How many lines of the entries below include the word "SİLMƏLİDİLƏR"? Answer with the number alone.

___ DATA PROVIDED

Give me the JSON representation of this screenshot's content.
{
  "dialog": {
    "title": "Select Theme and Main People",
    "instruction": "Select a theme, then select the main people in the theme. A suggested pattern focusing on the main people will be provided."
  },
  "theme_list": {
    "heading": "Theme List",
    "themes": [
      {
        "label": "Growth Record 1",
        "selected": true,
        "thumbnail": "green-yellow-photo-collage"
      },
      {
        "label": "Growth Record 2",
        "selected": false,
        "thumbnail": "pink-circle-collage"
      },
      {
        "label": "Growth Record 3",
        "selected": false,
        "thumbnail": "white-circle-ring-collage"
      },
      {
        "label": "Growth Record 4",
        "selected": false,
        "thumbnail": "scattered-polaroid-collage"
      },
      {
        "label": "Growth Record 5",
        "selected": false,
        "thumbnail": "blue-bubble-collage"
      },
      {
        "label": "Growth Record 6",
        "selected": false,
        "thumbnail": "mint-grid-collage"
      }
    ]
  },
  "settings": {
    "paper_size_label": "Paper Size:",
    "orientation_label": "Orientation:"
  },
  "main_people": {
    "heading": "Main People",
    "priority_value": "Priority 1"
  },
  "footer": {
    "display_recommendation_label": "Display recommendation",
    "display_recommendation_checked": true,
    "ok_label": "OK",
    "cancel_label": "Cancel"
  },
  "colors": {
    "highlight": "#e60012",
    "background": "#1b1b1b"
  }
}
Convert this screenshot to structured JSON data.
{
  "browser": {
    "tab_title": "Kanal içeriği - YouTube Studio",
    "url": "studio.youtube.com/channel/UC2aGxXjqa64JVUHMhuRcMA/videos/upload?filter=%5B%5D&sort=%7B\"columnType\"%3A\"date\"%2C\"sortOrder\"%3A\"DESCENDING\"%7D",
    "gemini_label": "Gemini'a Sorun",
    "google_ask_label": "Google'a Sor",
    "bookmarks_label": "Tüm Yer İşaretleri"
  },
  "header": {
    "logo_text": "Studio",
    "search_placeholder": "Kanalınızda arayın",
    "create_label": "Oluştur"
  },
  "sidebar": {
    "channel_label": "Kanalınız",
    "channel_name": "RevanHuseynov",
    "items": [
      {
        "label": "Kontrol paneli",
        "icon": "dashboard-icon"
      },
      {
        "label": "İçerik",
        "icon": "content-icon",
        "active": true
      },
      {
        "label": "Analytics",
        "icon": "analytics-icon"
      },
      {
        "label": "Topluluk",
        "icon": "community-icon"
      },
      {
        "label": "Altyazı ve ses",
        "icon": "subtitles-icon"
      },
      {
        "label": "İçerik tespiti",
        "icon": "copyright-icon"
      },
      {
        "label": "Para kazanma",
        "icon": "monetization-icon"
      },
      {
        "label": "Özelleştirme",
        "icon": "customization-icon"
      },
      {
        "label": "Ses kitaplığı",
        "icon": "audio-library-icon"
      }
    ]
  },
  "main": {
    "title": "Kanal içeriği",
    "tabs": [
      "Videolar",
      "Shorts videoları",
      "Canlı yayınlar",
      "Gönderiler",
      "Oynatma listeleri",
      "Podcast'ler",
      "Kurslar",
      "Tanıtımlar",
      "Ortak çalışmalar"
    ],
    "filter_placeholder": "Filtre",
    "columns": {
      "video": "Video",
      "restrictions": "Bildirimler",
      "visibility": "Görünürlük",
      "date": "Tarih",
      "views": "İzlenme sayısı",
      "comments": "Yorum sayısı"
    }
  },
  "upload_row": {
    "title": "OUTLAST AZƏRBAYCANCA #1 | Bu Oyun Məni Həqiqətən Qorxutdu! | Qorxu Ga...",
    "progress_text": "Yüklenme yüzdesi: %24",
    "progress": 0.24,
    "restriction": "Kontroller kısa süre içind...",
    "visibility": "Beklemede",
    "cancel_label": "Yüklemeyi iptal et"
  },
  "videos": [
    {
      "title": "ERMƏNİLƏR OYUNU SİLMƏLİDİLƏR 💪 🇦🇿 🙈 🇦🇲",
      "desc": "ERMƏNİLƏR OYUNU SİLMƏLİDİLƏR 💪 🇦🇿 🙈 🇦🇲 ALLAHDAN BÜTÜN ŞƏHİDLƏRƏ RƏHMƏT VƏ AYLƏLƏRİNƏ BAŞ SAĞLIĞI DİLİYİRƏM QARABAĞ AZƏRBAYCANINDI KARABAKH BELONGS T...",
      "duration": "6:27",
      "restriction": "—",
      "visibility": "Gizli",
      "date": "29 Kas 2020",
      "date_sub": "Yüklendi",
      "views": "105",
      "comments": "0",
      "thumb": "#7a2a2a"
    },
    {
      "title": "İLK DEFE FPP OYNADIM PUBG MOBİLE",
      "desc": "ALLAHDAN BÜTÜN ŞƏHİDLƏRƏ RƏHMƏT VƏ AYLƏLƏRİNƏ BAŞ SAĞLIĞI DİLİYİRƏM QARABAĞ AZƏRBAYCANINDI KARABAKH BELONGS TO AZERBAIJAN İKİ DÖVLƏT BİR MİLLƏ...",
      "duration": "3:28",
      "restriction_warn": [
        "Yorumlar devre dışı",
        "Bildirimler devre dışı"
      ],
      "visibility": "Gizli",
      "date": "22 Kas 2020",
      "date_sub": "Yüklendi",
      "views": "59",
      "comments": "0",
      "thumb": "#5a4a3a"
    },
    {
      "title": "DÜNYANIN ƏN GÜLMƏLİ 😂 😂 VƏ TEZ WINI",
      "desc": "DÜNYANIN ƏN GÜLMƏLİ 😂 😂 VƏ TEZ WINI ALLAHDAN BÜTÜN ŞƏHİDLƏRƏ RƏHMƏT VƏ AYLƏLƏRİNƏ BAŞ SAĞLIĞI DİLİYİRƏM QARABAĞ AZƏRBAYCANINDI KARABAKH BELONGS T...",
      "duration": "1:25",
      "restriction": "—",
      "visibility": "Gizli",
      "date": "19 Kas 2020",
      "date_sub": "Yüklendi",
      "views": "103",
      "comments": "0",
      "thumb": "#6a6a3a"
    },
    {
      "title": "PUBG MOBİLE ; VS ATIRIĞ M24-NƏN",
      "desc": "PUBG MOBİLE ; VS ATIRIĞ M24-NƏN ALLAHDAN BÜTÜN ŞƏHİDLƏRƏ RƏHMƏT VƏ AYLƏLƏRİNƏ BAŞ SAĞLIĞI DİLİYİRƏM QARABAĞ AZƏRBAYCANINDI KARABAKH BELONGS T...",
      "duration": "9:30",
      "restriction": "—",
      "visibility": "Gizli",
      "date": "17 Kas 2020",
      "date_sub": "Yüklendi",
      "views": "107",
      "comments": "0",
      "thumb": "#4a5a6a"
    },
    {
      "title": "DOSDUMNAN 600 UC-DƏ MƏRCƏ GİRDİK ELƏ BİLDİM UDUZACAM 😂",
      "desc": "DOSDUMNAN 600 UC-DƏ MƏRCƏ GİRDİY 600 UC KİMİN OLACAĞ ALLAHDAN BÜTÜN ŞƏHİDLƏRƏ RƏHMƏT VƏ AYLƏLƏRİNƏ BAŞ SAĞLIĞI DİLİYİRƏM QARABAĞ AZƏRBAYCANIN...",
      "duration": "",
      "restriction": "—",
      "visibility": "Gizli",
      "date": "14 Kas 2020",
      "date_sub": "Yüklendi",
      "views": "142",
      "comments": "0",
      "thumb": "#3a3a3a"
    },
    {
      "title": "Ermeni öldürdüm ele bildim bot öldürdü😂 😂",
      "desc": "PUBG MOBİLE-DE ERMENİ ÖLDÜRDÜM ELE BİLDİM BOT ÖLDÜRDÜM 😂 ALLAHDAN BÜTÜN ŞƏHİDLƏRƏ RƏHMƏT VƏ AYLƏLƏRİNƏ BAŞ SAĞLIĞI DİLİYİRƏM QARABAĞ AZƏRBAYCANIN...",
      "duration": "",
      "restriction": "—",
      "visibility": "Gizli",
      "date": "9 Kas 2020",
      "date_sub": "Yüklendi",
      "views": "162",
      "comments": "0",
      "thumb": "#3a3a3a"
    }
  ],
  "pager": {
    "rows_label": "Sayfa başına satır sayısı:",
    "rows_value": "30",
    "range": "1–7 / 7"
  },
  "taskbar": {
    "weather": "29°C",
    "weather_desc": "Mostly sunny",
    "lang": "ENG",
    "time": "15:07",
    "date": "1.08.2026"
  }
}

______

= OUTPUT =
2